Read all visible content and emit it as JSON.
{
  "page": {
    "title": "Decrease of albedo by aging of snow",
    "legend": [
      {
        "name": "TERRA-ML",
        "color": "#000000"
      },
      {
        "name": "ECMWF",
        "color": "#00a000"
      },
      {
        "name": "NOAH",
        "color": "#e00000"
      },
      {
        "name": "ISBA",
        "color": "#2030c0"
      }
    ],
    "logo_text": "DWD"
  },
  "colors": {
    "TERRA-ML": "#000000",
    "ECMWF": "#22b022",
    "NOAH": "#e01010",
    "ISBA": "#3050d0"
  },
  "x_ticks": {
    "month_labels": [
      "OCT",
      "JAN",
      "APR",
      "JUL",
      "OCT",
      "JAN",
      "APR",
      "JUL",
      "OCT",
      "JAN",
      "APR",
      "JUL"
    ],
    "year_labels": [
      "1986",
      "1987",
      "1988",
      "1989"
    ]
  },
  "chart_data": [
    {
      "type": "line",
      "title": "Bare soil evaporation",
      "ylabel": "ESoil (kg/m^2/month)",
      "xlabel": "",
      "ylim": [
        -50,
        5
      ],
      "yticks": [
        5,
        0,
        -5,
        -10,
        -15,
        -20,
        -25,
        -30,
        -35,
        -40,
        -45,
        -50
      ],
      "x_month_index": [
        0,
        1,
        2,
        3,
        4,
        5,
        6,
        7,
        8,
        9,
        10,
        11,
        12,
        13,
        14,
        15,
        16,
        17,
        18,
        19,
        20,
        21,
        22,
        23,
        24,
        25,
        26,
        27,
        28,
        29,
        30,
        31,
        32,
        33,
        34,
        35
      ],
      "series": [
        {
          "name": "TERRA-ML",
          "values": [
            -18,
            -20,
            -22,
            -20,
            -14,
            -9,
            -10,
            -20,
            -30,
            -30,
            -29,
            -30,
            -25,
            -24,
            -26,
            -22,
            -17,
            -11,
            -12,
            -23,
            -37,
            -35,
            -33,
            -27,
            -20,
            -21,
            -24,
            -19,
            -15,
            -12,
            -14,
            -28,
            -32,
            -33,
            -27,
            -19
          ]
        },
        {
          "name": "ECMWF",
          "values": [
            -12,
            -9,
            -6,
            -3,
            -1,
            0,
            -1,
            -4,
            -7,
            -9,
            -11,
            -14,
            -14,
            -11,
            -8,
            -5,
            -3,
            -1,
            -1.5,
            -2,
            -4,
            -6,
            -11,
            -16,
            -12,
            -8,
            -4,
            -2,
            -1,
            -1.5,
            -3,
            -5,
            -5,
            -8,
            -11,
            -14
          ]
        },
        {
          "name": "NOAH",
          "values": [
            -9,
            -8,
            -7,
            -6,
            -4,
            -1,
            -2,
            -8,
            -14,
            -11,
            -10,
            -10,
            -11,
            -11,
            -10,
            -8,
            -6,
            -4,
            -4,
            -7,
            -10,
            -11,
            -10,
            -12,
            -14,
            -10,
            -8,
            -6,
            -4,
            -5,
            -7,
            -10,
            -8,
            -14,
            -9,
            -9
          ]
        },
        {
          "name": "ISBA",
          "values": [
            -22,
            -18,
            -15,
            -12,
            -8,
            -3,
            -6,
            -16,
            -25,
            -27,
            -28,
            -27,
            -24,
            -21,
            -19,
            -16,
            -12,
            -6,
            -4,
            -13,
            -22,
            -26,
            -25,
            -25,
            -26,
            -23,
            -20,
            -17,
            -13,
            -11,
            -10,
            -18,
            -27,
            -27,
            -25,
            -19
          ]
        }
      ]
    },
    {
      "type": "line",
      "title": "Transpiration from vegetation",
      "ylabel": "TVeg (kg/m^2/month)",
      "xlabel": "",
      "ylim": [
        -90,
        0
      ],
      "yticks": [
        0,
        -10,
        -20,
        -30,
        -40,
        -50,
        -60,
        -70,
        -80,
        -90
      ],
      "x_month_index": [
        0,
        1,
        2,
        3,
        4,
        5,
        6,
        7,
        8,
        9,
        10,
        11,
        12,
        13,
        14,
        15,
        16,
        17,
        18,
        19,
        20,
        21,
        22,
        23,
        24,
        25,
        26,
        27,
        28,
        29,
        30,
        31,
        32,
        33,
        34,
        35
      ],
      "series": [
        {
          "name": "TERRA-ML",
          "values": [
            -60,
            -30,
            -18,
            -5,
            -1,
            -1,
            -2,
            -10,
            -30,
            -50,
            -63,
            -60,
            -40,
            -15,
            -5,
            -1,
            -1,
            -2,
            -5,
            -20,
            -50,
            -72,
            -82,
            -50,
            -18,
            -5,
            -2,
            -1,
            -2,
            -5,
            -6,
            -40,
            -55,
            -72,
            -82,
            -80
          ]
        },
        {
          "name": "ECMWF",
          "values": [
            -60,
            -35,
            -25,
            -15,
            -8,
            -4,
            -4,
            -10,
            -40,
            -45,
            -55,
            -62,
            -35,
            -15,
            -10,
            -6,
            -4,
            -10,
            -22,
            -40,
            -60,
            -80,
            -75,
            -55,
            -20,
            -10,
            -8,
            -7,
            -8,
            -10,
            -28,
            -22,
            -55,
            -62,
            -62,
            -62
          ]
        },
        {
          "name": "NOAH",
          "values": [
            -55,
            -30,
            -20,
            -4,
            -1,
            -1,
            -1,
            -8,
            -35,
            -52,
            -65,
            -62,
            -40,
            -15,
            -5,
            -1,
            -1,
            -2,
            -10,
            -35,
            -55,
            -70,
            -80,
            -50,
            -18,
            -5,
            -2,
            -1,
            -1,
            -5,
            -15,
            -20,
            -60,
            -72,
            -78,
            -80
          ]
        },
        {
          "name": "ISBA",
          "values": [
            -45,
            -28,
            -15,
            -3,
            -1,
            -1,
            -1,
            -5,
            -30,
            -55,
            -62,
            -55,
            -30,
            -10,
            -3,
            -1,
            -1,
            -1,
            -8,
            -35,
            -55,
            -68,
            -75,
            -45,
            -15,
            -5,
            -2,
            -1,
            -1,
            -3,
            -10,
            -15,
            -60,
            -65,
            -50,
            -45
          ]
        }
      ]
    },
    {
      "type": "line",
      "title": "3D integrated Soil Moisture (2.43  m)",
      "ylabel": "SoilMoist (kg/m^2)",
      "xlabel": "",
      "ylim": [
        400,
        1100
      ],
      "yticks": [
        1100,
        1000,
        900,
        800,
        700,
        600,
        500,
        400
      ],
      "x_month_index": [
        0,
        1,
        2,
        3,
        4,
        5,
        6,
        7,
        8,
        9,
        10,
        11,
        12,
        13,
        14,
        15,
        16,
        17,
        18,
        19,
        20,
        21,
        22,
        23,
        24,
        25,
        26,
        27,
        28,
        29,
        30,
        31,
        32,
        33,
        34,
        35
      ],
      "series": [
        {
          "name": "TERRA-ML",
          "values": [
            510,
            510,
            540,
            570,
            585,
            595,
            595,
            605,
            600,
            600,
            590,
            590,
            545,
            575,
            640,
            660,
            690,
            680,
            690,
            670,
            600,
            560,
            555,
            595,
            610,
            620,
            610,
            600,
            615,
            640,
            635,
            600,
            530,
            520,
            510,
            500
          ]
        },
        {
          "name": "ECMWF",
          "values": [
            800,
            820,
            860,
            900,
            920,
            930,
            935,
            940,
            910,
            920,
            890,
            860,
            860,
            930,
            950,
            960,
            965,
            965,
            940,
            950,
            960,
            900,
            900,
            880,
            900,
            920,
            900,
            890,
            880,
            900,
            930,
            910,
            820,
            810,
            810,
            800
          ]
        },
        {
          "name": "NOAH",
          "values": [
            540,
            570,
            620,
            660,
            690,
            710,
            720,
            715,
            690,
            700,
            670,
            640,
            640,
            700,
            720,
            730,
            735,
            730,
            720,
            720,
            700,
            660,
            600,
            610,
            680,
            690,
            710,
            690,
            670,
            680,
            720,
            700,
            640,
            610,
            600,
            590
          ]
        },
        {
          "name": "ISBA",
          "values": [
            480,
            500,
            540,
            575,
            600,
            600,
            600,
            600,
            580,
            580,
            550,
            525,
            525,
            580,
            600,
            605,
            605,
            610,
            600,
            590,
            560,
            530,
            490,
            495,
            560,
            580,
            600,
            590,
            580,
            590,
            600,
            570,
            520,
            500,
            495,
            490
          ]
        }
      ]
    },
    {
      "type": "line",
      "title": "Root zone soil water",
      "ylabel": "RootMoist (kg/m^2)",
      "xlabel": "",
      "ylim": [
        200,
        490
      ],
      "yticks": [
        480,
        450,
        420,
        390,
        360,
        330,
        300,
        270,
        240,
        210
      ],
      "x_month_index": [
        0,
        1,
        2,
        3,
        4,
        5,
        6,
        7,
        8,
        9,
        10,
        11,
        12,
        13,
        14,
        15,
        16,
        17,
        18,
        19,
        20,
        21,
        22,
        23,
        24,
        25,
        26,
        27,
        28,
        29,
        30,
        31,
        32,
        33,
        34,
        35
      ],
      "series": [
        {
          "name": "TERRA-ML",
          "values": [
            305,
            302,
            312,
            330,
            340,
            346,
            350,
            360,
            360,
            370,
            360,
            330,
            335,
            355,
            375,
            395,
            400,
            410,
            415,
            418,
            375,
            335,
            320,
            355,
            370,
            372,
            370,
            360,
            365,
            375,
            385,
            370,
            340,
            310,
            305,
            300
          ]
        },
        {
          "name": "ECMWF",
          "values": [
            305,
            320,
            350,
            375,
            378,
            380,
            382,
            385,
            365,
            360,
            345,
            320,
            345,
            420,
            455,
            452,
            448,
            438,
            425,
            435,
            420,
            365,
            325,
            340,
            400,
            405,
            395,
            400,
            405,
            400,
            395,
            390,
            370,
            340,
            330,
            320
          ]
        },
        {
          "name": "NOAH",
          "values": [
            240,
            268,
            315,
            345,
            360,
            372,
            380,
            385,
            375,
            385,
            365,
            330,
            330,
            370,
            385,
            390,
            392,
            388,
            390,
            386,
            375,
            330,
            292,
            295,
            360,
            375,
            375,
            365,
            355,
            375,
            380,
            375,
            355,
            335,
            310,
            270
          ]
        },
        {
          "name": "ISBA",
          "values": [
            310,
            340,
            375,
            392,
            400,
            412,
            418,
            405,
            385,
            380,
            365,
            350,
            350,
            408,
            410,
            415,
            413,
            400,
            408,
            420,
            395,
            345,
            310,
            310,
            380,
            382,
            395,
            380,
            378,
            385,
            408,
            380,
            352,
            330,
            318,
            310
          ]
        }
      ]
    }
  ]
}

============

**Task objective:** Copy out each line of the material that holds the word "title".

**Final result:**
    "title": "Decrease of albedo by aging of snow",
      "title": "Bare soil evaporation",
      "title": "Transpiration from vegetation",
      "title": "3D integrated Soil Moisture (2.43  m)",
      "title": "Root zone soil water",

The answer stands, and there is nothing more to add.